(서술형 문제): 아래 데이터의 모든 줄을 '번호'와 '데이터 줄' 두 열로 된 마크다운 표로 정리하고, 빈 줄은 빼고 각 행에 번호를 매기세요.

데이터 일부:
= = = = =

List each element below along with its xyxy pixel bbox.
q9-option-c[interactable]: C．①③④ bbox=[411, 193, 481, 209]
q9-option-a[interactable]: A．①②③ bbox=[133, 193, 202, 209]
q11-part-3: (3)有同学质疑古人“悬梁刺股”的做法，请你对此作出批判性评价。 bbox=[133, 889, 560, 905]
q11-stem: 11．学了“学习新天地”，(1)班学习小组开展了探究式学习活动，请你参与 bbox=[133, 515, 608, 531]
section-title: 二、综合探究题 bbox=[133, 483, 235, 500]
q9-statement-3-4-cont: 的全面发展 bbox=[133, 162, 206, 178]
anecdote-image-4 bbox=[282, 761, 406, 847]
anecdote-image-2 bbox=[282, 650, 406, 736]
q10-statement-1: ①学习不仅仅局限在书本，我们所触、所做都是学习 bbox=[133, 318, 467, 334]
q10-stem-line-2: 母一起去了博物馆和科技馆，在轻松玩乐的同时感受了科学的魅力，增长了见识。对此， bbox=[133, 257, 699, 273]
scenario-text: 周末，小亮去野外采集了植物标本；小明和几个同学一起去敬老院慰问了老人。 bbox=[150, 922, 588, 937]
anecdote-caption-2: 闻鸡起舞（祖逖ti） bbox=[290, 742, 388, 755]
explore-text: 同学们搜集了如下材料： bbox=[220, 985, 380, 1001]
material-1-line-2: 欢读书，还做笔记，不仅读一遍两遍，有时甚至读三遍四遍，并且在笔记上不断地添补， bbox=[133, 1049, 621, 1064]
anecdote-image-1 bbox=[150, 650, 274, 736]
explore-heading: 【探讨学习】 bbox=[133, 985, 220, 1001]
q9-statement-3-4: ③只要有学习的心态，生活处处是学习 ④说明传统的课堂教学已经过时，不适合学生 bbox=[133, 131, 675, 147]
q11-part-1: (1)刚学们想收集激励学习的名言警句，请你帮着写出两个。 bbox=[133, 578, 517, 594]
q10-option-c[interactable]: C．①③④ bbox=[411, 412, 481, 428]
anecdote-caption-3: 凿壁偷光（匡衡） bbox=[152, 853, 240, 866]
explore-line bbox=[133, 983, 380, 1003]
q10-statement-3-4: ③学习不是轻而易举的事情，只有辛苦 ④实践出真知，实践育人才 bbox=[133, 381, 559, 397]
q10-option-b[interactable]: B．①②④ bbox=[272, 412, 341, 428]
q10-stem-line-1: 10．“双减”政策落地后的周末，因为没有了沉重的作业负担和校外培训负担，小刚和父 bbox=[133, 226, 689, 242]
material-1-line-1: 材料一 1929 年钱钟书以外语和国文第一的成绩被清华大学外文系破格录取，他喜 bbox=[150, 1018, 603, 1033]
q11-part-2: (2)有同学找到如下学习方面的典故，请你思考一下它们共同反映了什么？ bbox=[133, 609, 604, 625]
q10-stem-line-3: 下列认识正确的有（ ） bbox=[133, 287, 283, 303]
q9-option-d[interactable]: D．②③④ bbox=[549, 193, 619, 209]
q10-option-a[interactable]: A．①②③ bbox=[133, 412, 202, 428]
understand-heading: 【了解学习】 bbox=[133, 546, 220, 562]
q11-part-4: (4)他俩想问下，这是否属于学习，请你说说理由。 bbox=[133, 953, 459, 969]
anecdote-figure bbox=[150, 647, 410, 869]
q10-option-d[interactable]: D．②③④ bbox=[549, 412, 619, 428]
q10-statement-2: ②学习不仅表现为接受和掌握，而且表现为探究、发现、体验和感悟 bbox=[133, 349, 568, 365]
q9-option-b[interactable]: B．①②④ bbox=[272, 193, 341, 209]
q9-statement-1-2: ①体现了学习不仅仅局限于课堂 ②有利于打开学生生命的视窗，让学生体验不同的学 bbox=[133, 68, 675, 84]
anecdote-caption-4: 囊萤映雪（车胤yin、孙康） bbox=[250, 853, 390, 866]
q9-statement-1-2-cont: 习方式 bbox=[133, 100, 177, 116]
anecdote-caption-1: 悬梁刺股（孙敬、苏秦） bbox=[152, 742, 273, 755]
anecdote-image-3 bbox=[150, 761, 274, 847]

= = = = =

(서술형 답안):
| 번호 | 데이터 줄 |
|---|---|
| 1 | List each element below along with its xyxy pixel bbox. |
| 2 | q9-option-c[interactable]: C．①③④ bbox=[411, 193, 481, 209] |
| 3 | q9-option-a[interactable]: A．①②③ bbox=[133, 193, 202, 209] |
| 4 | q11-part-3: (3)有同学质疑古人“悬梁刺股”的做法，请你对此作出批判性评价。 bbox=[133, 889, 560, 905] |
| 5 | q11-stem: 11．学了“学习新天地”，(1)班学习小组开展了探究式学习活动，请你参与 bbox=[133, 515, 608, 531] |
| 6 | section-title: 二、综合探究题 bbox=[133, 483, 235, 500] |
| 7 | q9-statement-3-4-cont: 的全面发展 bbox=[133, 162, 206, 178] |
| 8 | anecdote-image-4 bbox=[282, 761, 406, 847] |
| 9 | anecdote-image-2 bbox=[282, 650, 406, 736] |
| 10 | q10-statement-1: ①学习不仅仅局限在书本，我们所触、所做都是学习 bbox=[133, 318, 467, 334] |
| 11 | q10-stem-line-2: 母一起去了博物馆和科技馆，在轻松玩乐的同时感受了科学的魅力，增长了见识。对此， bbox=[133, 257, 699, 273] |
| 12 | scenario-text: 周末，小亮去野外采集了植物标本；小明和几个同学一起去敬老院慰问了老人。 bbox=[150, 922, 588, 937] |
| 13 | anecdote-caption-2: 闻鸡起舞（祖逖ti） bbox=[290, 742, 388, 755] |
| 14 | explore-text: 同学们搜集了如下材料： bbox=[220, 985, 380, 1001] |
| 15 | material-1-line-2: 欢读书，还做笔记，不仅读一遍两遍，有时甚至读三遍四遍，并且在笔记上不断地添补， bbox=[133, 1049, 621, 1064] |
| 16 | anecdote-image-1 bbox=[150, 650, 274, 736] |
| 17 | explore-heading: 【探讨学习】 bbox=[133, 985, 220, 1001] |
| 18 | q9-statement-3-4: ③只要有学习的心态，生活处处是学习 ④说明传统的课堂教学已经过时，不适合学生 bbox=[133, 131, 675, 147] |
| 19 | q11-part-1: (1)刚学们想收集激励学习的名言警句，请你帮着写出两个。 bbox=[133, 578, 517, 594] |
| 20 | q10-option-c[interactable]: C．①③④ bbox=[411, 412, 481, 428] |
| 21 | anecdote-caption-3: 凿壁偷光（匡衡） bbox=[152, 853, 240, 866] |
| 22 | explore-line bbox=[133, 983, 380, 1003] |
| 23 | q10-statement-3-4: ③学习不是轻而易举的事情，只有辛苦 ④实践出真知，实践育人才 bbox=[133, 381, 559, 397] |
| 24 | q10-option-b[interactable]: B．①②④ bbox=[272, 412, 341, 428] |
| 25 | q10-stem-line-1: 10．“双减”政策落地后的周末，因为没有了沉重的作业负担和校外培训负担，小刚和父 bbox=[133, 226, 689, 242] |
| 26 | material-1-line-1: 材料一 1929 年钱钟书以外语和国文第一的成绩被清华大学外文系破格录取，他喜 bbox=[150, 1018, 603, 1033] |
| 27 | q11-part-2: (2)有同学找到如下学习方面的典故，请你思考一下它们共同反映了什么？ bbox=[133, 609, 604, 625] |
| 28 | q10-stem-line-3: 下列认识正确的有（ ） bbox=[133, 287, 283, 303] |
| 29 | q9-option-d[interactable]: D．②③④ bbox=[549, 193, 619, 209] |
| 30 | q10-option-a[interactable]: A．①②③ bbox=[133, 412, 202, 428] |
| 31 | understand-heading: 【了解学习】 bbox=[133, 546, 220, 562] |
| 32 | q11-part-4: (4)他俩想问下，这是否属于学习，请你说说理由。 bbox=[133, 953, 459, 969] |
| 33 | anecdote-figure bbox=[150, 647, 410, 869] |
| 34 | q10-option-d[interactable]: D．②③④ bbox=[549, 412, 619, 428] |
| 35 | q10-statement-2: ②学习不仅表现为接受和掌握，而且表现为探究、发现、体验和感悟 bbox=[133, 349, 568, 365] |
| 36 | q9-option-b[interactable]: B．①②④ bbox=[272, 193, 341, 209] |
| 37 | q9-statement-1-2: ①体现了学习不仅仅局限于课堂 ②有利于打开学生生命的视窗，让学生体验不同的学 bbox=[133, 68, 675, 84] |
| 38 | anecdote-caption-4: 囊萤映雪（车胤yin、孙康） bbox=[250, 853, 390, 866] |
| 39 | q9-statement-1-2-cont: 习方式 bbox=[133, 100, 177, 116] |
| 40 | anecdote-caption-1: 悬梁刺股（孙敬、苏秦） bbox=[152, 742, 273, 755] |
| 41 | anecdote-image-3 bbox=[150, 761, 274, 847] |